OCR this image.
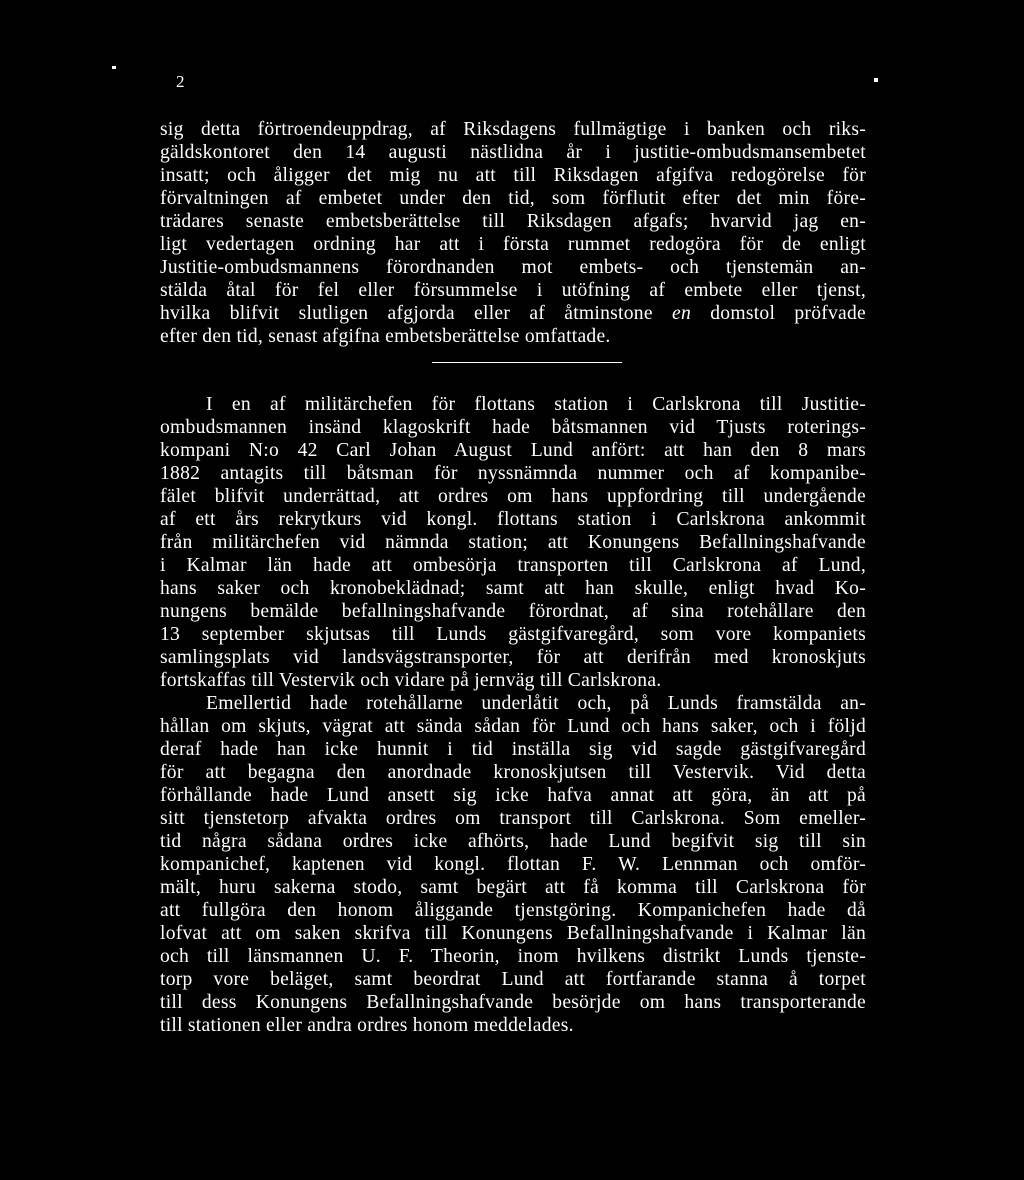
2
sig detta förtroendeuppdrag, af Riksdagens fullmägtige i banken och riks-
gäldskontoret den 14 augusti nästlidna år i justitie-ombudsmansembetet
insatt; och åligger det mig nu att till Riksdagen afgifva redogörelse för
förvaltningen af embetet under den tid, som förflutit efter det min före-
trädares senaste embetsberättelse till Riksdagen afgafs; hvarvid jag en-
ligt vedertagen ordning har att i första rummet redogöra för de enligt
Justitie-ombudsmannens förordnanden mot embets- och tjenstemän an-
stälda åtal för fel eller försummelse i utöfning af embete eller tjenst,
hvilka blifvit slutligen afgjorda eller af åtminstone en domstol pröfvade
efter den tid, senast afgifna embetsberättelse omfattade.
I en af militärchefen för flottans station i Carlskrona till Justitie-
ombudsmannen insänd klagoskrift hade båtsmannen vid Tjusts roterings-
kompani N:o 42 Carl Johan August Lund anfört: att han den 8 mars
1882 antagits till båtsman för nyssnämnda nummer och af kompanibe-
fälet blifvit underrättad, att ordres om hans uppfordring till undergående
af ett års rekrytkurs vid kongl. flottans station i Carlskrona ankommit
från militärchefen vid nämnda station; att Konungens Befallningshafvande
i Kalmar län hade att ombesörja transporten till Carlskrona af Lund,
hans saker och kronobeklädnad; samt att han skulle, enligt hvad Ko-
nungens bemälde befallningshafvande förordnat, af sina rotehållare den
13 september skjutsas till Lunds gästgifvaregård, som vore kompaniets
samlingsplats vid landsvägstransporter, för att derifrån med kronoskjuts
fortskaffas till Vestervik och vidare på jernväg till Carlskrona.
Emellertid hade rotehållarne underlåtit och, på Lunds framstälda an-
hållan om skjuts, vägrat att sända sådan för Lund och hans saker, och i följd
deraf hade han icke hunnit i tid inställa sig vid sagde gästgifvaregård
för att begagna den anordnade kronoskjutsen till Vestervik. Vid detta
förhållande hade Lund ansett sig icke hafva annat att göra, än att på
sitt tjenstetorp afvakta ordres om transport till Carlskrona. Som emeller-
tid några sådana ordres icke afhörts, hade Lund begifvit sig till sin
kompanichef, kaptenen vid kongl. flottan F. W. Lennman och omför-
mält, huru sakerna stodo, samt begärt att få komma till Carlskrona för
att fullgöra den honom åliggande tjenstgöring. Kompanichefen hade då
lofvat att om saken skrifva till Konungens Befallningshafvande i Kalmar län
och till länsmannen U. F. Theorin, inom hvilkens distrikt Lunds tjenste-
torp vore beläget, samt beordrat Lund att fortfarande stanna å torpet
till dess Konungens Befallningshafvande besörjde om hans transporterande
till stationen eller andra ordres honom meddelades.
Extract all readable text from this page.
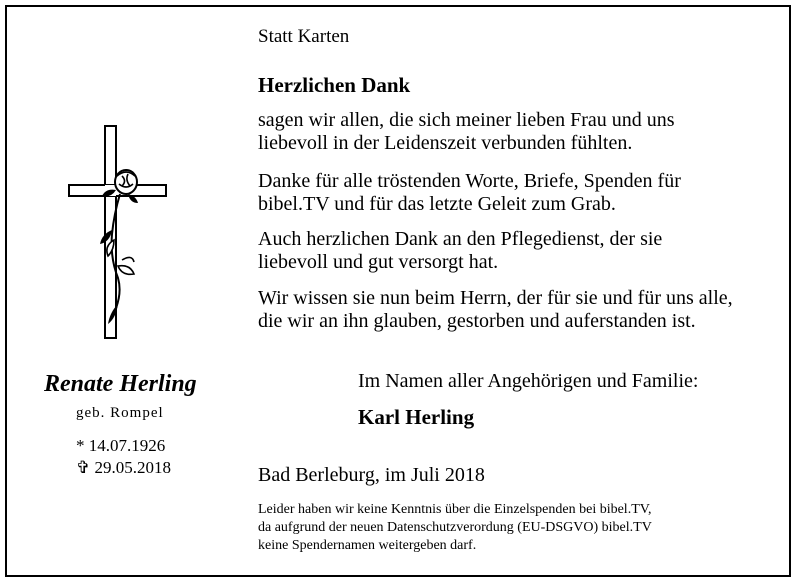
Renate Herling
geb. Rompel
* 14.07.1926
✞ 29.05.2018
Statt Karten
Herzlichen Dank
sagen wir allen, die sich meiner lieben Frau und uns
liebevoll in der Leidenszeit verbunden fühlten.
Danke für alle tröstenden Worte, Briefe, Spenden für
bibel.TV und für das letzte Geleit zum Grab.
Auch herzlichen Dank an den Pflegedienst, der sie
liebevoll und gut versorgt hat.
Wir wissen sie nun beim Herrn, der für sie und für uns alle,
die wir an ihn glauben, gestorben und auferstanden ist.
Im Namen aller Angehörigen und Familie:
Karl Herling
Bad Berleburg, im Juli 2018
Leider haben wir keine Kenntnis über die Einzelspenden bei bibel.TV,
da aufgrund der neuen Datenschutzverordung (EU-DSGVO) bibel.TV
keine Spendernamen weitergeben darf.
= = =
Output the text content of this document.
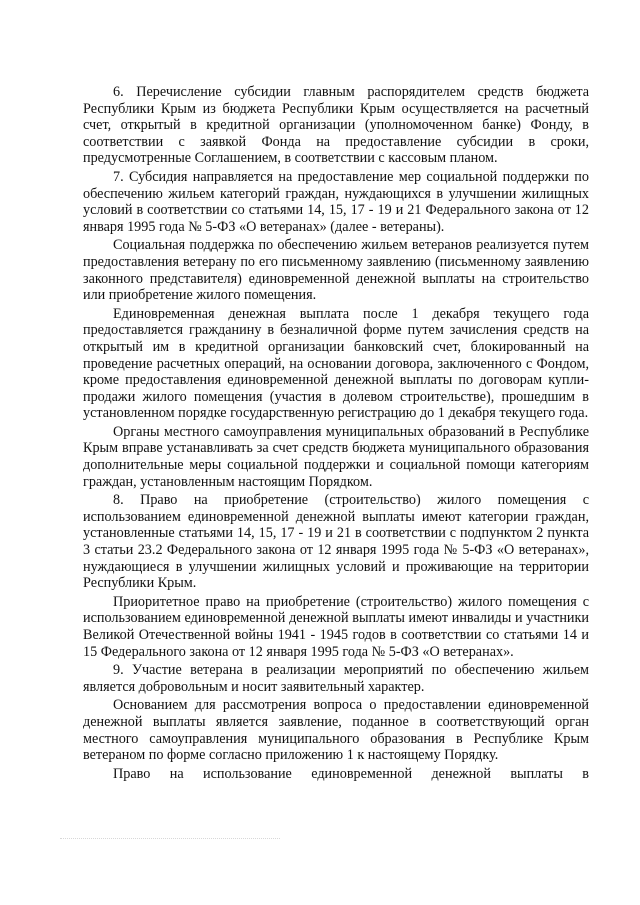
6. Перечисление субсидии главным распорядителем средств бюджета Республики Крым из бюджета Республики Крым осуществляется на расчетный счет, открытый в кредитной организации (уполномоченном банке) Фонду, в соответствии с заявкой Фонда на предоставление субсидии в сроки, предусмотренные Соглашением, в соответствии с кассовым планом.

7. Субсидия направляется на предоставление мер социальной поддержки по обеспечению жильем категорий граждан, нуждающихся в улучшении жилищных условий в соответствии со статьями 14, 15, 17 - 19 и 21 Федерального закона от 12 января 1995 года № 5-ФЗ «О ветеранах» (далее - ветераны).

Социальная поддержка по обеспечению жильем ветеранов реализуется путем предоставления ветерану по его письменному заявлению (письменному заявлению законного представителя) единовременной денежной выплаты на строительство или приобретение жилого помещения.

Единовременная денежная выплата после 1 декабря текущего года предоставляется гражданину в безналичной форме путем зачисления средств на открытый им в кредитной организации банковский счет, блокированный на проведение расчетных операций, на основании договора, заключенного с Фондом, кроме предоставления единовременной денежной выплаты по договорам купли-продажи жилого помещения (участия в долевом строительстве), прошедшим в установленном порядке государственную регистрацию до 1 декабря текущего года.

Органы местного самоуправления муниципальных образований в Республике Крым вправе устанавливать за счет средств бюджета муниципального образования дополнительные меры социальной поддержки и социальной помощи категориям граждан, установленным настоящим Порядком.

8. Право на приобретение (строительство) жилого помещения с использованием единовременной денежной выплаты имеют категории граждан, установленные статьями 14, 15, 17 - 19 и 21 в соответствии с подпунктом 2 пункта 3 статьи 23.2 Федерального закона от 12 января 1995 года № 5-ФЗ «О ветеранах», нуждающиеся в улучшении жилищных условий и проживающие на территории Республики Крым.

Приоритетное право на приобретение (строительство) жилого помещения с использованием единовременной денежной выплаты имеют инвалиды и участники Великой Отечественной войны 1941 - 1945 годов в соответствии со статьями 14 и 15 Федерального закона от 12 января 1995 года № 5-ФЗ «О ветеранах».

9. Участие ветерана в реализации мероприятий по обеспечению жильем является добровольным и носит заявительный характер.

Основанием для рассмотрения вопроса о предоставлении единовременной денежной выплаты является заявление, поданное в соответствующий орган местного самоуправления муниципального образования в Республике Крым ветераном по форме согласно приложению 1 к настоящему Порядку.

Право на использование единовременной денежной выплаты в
= = =
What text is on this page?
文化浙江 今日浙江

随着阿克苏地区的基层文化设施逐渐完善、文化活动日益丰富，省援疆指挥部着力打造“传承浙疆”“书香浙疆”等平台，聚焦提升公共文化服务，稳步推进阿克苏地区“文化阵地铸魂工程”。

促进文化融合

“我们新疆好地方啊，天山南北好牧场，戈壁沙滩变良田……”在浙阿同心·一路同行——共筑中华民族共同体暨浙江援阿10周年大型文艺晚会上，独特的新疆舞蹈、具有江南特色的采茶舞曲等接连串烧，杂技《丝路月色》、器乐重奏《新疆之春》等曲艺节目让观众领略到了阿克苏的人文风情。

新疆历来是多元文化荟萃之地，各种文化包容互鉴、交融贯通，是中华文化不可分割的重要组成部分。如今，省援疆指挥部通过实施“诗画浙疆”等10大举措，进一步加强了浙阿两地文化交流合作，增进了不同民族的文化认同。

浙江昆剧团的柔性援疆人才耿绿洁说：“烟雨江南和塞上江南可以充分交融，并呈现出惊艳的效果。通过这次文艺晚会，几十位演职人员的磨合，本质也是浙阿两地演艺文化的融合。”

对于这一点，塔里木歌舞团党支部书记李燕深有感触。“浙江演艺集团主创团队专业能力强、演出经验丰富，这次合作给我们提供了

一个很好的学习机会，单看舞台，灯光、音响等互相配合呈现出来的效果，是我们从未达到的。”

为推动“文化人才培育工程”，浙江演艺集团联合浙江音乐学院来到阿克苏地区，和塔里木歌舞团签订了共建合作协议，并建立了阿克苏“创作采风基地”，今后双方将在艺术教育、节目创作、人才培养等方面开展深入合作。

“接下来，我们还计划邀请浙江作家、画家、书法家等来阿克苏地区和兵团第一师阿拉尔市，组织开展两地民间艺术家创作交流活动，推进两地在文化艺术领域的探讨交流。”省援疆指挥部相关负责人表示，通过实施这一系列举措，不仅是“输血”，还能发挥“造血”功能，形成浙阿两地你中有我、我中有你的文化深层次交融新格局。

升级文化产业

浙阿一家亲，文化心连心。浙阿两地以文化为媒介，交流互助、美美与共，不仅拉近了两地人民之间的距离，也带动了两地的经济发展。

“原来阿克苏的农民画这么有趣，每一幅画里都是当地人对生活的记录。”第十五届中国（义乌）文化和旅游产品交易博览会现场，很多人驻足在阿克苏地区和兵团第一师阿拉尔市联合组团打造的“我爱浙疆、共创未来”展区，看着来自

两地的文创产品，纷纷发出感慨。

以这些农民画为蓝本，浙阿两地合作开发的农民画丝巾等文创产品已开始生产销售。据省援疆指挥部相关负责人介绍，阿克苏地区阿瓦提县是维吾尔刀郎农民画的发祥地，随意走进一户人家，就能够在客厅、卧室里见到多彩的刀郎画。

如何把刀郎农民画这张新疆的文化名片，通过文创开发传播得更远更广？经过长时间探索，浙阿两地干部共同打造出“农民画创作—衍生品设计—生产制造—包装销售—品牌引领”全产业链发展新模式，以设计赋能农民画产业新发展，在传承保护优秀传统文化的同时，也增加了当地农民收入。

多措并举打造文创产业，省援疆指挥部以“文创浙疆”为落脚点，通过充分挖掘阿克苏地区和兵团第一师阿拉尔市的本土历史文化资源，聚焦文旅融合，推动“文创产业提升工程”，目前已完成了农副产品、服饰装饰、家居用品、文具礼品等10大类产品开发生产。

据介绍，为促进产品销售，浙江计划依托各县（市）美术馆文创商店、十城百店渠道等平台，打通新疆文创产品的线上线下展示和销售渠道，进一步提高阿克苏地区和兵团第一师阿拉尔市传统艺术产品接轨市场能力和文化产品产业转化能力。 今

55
= = =
> **WHAT THE EXERCISE ASKS**
The answer is one number: how many lines of the material above contain "ordres".

> **EXERCISE RESULT**
4